— Work instructions —
Gather the lines below that include the string "with", copying each in full.
****************************************
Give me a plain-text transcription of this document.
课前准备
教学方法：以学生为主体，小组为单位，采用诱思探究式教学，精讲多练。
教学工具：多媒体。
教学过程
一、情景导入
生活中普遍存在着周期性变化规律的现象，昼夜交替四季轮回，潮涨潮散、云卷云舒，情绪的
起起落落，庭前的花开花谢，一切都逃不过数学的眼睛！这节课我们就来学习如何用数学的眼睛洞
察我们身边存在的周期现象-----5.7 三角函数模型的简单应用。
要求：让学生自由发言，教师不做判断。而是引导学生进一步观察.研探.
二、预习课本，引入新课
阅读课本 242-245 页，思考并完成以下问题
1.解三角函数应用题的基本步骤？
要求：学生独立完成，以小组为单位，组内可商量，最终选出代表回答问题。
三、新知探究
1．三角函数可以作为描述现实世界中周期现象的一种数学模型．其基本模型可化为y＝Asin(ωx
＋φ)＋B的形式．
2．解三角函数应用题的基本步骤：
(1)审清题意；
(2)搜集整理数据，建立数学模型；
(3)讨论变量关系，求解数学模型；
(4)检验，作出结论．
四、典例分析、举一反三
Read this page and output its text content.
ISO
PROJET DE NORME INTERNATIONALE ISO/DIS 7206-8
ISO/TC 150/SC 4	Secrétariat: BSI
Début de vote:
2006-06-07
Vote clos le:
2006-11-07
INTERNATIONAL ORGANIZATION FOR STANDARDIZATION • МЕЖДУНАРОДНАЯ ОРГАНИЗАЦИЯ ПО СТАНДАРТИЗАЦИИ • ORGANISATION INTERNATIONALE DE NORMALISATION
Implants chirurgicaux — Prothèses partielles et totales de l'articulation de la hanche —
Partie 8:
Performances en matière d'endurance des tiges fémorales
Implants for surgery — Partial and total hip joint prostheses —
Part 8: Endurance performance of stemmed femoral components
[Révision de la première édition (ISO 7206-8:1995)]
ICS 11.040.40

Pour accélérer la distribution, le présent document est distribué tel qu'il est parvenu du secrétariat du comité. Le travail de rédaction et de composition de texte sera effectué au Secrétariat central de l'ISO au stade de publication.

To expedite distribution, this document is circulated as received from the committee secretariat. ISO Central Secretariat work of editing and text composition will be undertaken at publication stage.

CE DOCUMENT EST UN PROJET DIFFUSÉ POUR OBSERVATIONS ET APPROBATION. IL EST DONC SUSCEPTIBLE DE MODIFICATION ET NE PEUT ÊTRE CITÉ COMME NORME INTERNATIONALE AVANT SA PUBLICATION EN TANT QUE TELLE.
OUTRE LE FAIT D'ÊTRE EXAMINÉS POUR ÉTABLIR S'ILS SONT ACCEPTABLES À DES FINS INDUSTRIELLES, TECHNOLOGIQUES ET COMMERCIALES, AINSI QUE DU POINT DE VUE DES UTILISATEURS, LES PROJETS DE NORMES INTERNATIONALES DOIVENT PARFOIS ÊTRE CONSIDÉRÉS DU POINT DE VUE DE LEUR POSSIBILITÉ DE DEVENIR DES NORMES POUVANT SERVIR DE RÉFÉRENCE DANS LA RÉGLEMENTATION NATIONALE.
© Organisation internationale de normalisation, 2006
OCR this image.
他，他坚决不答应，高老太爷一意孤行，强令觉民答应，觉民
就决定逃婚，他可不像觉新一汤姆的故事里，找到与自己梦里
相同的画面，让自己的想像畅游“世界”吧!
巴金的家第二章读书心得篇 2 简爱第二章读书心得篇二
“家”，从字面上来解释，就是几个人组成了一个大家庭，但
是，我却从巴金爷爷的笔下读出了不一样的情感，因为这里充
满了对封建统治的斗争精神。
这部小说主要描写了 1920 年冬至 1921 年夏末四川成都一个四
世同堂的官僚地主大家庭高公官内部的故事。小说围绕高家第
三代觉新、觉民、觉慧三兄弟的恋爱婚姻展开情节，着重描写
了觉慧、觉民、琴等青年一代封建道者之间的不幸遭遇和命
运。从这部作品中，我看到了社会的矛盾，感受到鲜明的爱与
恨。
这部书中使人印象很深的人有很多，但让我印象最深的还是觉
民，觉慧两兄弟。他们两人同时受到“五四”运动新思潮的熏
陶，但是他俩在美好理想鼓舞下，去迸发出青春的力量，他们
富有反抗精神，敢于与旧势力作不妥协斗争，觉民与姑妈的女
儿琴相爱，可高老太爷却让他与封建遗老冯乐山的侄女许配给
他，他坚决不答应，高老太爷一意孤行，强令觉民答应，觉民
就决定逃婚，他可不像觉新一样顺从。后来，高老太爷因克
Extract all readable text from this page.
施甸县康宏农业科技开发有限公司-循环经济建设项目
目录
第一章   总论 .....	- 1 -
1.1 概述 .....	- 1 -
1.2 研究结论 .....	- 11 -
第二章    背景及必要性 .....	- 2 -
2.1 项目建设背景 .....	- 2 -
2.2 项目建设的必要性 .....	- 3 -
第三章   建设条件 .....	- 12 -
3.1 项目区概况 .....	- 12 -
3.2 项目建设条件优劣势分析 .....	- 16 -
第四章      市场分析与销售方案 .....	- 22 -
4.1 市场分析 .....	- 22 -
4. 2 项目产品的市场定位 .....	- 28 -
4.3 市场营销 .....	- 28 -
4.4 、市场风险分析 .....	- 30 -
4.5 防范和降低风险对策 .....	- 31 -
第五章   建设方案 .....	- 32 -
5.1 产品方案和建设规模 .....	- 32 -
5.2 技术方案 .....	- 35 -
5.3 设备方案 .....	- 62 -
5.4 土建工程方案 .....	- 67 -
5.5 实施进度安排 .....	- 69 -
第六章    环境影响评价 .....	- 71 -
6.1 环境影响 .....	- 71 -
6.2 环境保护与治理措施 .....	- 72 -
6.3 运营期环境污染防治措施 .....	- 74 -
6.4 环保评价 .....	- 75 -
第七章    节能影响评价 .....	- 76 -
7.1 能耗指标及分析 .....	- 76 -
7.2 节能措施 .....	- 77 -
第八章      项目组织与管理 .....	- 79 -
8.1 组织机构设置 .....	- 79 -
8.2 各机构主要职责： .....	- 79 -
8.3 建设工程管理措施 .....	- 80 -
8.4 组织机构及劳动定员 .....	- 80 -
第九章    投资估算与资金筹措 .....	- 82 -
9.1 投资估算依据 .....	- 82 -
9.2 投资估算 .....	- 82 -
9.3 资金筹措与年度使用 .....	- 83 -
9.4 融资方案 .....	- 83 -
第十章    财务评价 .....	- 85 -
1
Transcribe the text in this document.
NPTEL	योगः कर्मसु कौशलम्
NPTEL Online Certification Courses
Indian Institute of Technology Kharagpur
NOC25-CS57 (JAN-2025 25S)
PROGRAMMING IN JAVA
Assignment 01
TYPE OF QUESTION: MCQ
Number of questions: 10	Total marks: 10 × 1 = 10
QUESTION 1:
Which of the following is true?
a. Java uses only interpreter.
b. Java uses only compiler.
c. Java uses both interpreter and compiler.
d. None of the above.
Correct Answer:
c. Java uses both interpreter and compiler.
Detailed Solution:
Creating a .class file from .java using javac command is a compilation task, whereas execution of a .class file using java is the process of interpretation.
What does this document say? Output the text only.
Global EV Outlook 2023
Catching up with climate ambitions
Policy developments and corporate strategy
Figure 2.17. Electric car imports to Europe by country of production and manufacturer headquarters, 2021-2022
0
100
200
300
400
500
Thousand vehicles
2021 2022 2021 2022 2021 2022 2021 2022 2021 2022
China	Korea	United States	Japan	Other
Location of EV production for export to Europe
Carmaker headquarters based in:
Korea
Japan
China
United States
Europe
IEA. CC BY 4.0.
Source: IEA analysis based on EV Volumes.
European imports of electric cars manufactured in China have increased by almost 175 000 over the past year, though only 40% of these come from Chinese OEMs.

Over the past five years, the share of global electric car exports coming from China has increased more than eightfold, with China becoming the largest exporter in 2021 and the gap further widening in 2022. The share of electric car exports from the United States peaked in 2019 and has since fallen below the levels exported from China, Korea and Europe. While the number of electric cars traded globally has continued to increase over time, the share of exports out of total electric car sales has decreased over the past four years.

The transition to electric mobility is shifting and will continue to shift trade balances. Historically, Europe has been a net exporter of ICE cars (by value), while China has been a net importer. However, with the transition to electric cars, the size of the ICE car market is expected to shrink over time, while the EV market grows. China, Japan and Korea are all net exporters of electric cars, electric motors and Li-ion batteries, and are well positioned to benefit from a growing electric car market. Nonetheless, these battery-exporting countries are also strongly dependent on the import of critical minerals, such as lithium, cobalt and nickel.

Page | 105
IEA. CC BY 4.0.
****************************************
— Solution to this task —
Catching up with climate ambitions
Over the past five years, the share of global electric car exports coming from China has increased more than eightfold, with China becoming the largest exporter in 2021 and the gap further widening in 2022. The share of electric car exports from the United States peaked in 2019 and has since fallen below the levels exported from China, Korea and Europe. While the number of electric cars traded globally has continued to increase over time, the share of exports out of total electric car sales has decreased over the past four years.
The transition to electric mobility is shifting and will continue to shift trade balances. Historically, Europe has been a net exporter of ICE cars (by value), while China has been a net importer. However, with the transition to electric cars, the size of the ICE car market is expected to shrink over time, while the EV market grows. China, Japan and Korea are all net exporters of electric cars, electric motors and Li-ion batteries, and are well positioned to benefit from a growing electric car market. Nonetheless, these battery-exporting countries are also strongly dependent on the import of critical minerals, such as lithium, cobalt and nickel.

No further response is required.